_Records to process_.
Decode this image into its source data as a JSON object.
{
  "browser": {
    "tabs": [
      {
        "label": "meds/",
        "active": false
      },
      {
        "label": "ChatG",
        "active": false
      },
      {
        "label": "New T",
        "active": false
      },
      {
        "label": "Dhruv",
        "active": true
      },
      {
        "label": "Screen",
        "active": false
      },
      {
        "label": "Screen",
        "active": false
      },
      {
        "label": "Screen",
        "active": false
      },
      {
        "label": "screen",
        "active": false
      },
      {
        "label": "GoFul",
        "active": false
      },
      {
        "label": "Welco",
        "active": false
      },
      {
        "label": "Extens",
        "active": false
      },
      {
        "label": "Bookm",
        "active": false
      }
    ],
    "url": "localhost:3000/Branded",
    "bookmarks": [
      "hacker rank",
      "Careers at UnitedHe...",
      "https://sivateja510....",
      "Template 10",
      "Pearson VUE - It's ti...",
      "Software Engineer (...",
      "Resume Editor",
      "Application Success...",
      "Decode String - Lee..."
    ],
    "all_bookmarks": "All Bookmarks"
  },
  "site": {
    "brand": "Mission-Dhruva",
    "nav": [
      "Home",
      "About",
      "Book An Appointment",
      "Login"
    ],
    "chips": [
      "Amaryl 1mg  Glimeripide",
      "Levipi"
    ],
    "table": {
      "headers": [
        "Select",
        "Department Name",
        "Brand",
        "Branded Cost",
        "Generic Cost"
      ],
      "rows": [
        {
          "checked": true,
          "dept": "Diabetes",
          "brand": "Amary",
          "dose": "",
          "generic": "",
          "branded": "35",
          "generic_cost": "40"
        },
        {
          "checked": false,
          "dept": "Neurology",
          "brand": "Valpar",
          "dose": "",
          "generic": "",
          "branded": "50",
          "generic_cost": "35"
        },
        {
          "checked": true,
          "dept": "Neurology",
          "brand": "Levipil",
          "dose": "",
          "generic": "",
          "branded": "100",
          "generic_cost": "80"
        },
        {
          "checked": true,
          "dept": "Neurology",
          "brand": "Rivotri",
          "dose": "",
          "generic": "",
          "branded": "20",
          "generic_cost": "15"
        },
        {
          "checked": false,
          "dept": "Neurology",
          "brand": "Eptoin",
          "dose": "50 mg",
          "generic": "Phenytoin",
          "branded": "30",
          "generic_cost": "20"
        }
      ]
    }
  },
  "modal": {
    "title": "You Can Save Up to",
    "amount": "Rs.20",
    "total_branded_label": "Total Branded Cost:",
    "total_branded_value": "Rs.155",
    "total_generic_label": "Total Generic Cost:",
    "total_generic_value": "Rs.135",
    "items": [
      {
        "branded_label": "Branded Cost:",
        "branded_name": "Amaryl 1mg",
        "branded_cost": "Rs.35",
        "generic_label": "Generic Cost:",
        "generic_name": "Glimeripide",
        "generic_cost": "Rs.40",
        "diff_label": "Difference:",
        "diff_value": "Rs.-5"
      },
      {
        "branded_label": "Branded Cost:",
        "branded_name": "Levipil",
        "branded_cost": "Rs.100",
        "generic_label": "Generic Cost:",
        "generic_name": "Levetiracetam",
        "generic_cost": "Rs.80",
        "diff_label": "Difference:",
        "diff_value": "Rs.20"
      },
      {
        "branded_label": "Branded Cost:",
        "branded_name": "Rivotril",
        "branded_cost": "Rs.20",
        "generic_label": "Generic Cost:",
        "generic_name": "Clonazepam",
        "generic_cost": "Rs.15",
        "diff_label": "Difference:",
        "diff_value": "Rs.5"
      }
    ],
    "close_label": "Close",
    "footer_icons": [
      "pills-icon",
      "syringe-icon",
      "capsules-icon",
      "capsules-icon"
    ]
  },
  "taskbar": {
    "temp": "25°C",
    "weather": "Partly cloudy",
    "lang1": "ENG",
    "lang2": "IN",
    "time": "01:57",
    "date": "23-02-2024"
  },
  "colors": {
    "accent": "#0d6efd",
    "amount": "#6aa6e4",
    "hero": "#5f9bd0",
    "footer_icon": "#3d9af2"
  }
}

_Directions for this task_.
Filter the records above and return every line that holds the word "Amaryl".

_Output below_.
      "Amaryl 1mg  Glimeripide",
        "branded_name": "Amaryl 1mg",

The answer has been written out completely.